-- Stored data start --

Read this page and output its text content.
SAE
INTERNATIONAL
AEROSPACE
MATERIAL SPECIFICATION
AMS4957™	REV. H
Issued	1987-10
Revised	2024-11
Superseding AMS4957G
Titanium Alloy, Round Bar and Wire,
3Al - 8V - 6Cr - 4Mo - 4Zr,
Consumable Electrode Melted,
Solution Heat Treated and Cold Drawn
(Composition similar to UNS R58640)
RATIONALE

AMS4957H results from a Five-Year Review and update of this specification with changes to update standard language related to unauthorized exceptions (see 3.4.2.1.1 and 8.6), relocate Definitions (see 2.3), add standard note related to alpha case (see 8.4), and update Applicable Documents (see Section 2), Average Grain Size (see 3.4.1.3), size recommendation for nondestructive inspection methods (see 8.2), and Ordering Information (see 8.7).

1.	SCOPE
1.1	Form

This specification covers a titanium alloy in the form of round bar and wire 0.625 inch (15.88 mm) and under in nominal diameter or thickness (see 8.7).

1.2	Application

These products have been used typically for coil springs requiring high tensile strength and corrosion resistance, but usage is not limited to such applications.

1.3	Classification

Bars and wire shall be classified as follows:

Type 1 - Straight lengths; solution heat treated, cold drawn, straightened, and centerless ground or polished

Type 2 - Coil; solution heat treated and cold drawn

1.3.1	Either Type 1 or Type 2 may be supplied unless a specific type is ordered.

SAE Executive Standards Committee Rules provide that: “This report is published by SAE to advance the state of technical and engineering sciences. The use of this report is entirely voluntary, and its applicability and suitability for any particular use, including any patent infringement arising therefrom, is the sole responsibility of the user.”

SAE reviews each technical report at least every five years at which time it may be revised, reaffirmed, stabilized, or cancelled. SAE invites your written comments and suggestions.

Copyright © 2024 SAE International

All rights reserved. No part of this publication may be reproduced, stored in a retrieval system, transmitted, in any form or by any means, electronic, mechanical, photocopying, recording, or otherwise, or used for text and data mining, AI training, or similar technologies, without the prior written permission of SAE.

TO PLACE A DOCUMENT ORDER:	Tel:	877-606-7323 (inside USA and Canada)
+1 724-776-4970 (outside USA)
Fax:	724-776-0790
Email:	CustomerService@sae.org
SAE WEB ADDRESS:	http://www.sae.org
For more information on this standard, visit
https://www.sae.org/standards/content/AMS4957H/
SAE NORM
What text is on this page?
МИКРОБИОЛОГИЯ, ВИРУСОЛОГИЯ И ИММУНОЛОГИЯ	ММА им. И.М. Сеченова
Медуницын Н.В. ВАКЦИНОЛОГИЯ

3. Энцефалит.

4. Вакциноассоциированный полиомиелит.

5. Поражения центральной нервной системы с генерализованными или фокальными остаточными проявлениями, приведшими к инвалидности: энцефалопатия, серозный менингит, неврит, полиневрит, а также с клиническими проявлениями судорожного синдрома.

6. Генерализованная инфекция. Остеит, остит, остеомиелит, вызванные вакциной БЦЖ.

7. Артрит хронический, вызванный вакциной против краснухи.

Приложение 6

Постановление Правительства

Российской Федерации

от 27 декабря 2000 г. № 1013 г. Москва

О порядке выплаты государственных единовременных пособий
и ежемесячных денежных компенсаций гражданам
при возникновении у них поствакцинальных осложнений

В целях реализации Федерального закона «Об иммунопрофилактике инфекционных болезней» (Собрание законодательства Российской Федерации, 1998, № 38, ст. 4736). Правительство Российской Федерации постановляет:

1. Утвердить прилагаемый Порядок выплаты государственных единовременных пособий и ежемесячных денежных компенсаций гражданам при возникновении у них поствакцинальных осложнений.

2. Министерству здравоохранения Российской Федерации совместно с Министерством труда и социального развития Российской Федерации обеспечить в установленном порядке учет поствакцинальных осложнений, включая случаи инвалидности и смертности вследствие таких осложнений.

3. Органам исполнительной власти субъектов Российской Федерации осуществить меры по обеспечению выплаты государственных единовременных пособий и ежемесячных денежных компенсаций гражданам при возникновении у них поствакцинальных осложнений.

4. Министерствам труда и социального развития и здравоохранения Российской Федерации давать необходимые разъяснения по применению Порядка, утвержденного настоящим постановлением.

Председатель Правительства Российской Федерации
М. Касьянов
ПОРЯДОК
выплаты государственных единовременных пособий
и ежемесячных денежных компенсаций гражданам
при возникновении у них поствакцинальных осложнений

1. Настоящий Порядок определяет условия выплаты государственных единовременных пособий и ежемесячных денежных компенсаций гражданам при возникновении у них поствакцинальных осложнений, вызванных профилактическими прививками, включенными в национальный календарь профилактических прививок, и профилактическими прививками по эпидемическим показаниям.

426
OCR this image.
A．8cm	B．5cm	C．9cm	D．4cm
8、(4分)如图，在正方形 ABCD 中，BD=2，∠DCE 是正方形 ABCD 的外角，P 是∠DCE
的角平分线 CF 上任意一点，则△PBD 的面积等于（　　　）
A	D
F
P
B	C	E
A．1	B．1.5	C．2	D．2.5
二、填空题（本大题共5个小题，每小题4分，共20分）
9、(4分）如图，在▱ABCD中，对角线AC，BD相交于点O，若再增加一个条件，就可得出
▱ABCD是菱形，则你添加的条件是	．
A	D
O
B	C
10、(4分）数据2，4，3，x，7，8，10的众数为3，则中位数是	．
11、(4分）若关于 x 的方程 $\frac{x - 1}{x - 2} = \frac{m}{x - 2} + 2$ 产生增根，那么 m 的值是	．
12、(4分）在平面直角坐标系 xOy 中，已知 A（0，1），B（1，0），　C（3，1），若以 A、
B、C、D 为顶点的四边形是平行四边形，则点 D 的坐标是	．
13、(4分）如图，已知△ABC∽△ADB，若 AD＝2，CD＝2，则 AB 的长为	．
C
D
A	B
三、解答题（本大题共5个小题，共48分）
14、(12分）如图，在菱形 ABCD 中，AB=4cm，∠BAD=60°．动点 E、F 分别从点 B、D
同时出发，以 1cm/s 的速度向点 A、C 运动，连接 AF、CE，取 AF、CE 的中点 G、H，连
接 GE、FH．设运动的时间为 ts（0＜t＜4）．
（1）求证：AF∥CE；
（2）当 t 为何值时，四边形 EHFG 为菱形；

-- Stored data end --

(What is needed)
Output, unchanged, the lines from the line with "OCR this image." through the final line of the material.

(Task output)
OCR this image.
A．8cm	B．5cm	C．9cm	D．4cm
8、(4分)如图，在正方形 ABCD 中，BD=2，∠DCE 是正方形 ABCD 的外角，P 是∠DCE
的角平分线 CF 上任意一点，则△PBD 的面积等于（　　　）
A	D
F
P
B	C	E
A．1	B．1.5	C．2	D．2.5
二、填空题（本大题共5个小题，每小题4分，共20分）
9、(4分）如图，在▱ABCD中，对角线AC，BD相交于点O，若再增加一个条件，就可得出
▱ABCD是菱形，则你添加的条件是	．
A	D
O
B	C
10、(4分）数据2，4，3，x，7，8，10的众数为3，则中位数是	．
11、(4分）若关于 x 的方程 $\frac{x - 1}{x - 2} = \frac{m}{x - 2} + 2$ 产生增根，那么 m 的值是	．
12、(4分）在平面直角坐标系 xOy 中，已知 A（0，1），B（1，0），　C（3，1），若以 A、
B、C、D 为顶点的四边形是平行四边形，则点 D 的坐标是	．
13、(4分）如图，已知△ABC∽△ADB，若 AD＝2，CD＝2，则 AB 的长为	．
C
D
A	B
三、解答题（本大题共5个小题，共48分）
14、(12分）如图，在菱形 ABCD 中，AB=4cm，∠BAD=60°．动点 E、F 分别从点 B、D
同时出发，以 1cm/s 的速度向点 A、C 运动，连接 AF、CE，取 AF、CE 的中点 G、H，连
接 GE、FH．设运动的时间为 ts（0＜t＜4）．
（1）求证：AF∥CE；
（2）当 t 为何值时，四边形 EHFG 为菱形；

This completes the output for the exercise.